> _Written exercise_
Reproduce every line of the items below as a numbered list, omitting the blank lines.

──────── Listing ────────

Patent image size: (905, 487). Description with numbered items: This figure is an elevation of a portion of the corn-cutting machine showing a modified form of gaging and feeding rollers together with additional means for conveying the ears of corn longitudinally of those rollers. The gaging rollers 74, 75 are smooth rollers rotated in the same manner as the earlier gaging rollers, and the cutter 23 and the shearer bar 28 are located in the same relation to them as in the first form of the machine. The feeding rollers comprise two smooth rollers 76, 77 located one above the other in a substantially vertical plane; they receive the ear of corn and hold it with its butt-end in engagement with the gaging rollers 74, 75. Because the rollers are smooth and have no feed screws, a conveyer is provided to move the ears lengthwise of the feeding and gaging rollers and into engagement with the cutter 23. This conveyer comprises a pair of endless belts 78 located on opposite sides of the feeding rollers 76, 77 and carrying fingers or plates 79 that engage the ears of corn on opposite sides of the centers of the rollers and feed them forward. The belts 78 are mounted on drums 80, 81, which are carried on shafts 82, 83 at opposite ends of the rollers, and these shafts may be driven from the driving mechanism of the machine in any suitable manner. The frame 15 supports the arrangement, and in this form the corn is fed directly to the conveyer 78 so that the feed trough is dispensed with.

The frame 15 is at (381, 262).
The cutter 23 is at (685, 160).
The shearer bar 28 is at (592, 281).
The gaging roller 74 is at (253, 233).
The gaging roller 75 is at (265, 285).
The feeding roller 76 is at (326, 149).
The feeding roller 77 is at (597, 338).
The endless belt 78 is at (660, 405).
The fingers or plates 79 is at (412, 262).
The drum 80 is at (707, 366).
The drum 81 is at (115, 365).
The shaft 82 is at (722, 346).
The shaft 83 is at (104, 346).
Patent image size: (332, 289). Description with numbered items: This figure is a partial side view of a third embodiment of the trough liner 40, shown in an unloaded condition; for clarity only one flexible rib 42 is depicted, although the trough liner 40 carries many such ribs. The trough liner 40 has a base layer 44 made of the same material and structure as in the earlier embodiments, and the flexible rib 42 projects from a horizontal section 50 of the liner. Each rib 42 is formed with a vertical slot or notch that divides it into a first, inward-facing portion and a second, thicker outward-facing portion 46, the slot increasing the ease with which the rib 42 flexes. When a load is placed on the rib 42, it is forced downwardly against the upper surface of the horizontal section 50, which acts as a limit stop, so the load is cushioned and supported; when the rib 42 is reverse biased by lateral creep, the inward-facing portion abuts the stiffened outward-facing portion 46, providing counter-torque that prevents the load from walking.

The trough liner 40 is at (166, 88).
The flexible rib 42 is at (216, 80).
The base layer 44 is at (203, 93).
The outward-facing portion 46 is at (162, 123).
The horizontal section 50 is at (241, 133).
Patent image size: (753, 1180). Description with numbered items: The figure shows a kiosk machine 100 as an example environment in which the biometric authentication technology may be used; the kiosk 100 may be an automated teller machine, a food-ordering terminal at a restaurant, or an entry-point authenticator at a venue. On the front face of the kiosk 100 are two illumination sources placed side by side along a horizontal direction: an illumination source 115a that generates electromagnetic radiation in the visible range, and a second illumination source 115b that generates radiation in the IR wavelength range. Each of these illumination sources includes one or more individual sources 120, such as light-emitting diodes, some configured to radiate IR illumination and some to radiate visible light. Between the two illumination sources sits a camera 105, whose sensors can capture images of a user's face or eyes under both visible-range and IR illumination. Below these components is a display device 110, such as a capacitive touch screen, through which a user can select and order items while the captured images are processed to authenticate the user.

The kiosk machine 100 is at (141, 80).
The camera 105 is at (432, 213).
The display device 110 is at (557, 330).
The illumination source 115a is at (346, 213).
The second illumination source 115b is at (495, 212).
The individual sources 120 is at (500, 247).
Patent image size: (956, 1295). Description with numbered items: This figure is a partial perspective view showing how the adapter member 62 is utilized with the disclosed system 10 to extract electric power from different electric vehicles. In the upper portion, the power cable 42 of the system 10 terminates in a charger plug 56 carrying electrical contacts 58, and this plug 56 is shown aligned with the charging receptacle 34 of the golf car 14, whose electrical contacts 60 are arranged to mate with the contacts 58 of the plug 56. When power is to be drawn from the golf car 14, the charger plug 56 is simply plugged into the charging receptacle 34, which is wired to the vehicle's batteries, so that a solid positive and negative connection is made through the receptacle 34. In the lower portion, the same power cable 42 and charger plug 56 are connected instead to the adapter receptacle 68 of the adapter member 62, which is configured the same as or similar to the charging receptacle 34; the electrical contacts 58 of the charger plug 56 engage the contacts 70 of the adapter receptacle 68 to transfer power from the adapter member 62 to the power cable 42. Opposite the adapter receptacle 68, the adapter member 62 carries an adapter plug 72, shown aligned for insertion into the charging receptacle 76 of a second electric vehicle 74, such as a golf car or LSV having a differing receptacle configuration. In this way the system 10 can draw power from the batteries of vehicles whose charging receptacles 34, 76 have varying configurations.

────────

> _Response to the task_
1. Patent image size: (905, 487). Description with numbered items: This figure is an elevation of a portion of the corn-cutting machine showing a modified form of gaging and feeding rollers together with additional means for conveying the ears of corn longitudinally of those rollers. The gaging rollers 74, 75 are smooth rollers rotated in the same manner as the earlier gaging rollers, and the cutter 23 and the shearer bar 28 are located in the same relation to them as in the first form of the machine. The feeding rollers comprise two smooth rollers 76, 77 located one above the other in a substantially vertical plane; they receive the ear of corn and hold it with its butt-end in engagement with the gaging rollers 74, 75. Because the rollers are smooth and have no feed screws, a conveyer is provided to move the ears lengthwise of the feeding and gaging rollers and into engagement with the cutter 23. This conveyer comprises a pair of endless belts 78 located on opposite sides of the feeding rollers 76, 77 and carrying fingers or plates 79 that engage the ears of corn on opposite sides of the centers of the rollers and feed them forward. The belts 78 are mounted on drums 80, 81, which are carried on shafts 82, 83 at opposite ends of the rollers, and these shafts may be driven from the driving mechanism of the machine in any suitable manner. The frame 15 supports the arrangement, and in this form the corn is fed directly to the conveyer 78 so that the feed trough is dispensed with.
2. The frame 15 is at (381, 262).
3. The cutter 23 is at (685, 160).
4. The shearer bar 28 is at (592, 281).
5. The gaging roller 74 is at (253, 233).
6. The gaging roller 75 is at (265, 285).
7. The feeding roller 76 is at (326, 149).
8. The feeding roller 77 is at (597, 338).
9. The endless belt 78 is at (660, 405).
10. The fingers or plates 79 is at (412, 262).
11. The drum 80 is at (707, 366).
12. The drum 81 is at (115, 365).
13. The shaft 82 is at (722, 346).
14. The shaft 83 is at (104, 346).
15. Patent image size: (332, 289). Description with numbered items: This figure is a partial side view of a third embodiment of the trough liner 40, shown in an unloaded condition; for clarity only one flexible rib 42 is depicted, although the trough liner 40 carries many such ribs. The trough liner 40 has a base layer 44 made of the same material and structure as in the earlier embodiments, and the flexible rib 42 projects from a horizontal section 50 of the liner. Each rib 42 is formed with a vertical slot or notch that divides it into a first, inward-facing portion and a second, thicker outward-facing portion 46, the slot increasing the ease with which the rib 42 flexes. When a load is placed on the rib 42, it is forced downwardly against the upper surface of the horizontal section 50, which acts as a limit stop, so the load is cushioned and supported; when the rib 42 is reverse biased by lateral creep, the inward-facing portion abuts the stiffened outward-facing portion 46, providing counter-torque that prevents the load from walking.
16. The trough liner 40 is at (166, 88).
17. The flexible rib 42 is at (216, 80).
18. The base layer 44 is at (203, 93).
19. The outward-facing portion 46 is at (162, 123).
20. The horizontal section 50 is at (241, 133).
21. Patent image size: (753, 1180). Description with numbered items: The figure shows a kiosk machine 100 as an example environment in which the biometric authentication technology may be used; the kiosk 100 may be an automated teller machine, a food-ordering terminal at a restaurant, or an entry-point authenticator at a venue. On the front face of the kiosk 100 are two illumination sources placed side by side along a horizontal direction: an illumination source 115a that generates electromagnetic radiation in the visible range, and a second illumination source 115b that generates radiation in the IR wavelength range. Each of these illumination sources includes one or more individual sources 120, such as light-emitting diodes, some configured to radiate IR illumination and some to radiate visible light. Between the two illumination sources sits a camera 105, whose sensors can capture images of a user's face or eyes under both visible-range and IR illumination. Below these components is a display device 110, such as a capacitive touch screen, through which a user can select and order items while the captured images are processed to authenticate the user.
22. The kiosk machine 100 is at (141, 80).
23. The camera 105 is at (432, 213).
24. The display device 110 is at (557, 330).
25. The illumination source 115a is at (346, 213).
26. The second illumination source 115b is at (495, 212).
27. The individual sources 120 is at (500, 247).
28. Patent image size: (956, 1295). Description with numbered items: This figure is a partial perspective view showing how the adapter member 62 is utilized with the disclosed system 10 to extract electric power from different electric vehicles. In the upper portion, the power cable 42 of the system 10 terminates in a charger plug 56 carrying electrical contacts 58, and this plug 56 is shown aligned with the charging receptacle 34 of the golf car 14, whose electrical contacts 60 are arranged to mate with the contacts 58 of the plug 56. When power is to be drawn from the golf car 14, the charger plug 56 is simply plugged into the charging receptacle 34, which is wired to the vehicle's batteries, so that a solid positive and negative connection is made through the receptacle 34. In the lower portion, the same power cable 42 and charger plug 56 are connected instead to the adapter receptacle 68 of the adapter member 62, which is configured the same as or similar to the charging receptacle 34; the electrical contacts 58 of the charger plug 56 engage the contacts 70 of the adapter receptacle 68 to transfer power from the adapter member 62 to the power cable 42. Opposite the adapter receptacle 68, the adapter member 62 carries an adapter plug 72, shown aligned for insertion into the charging receptacle 76 of a second electric vehicle 74, such as a golf car or LSV having a differing receptacle configuration. In this way the system 10 can draw power from the batteries of vehicles whose charging receptacles 34, 76 have varying configurations.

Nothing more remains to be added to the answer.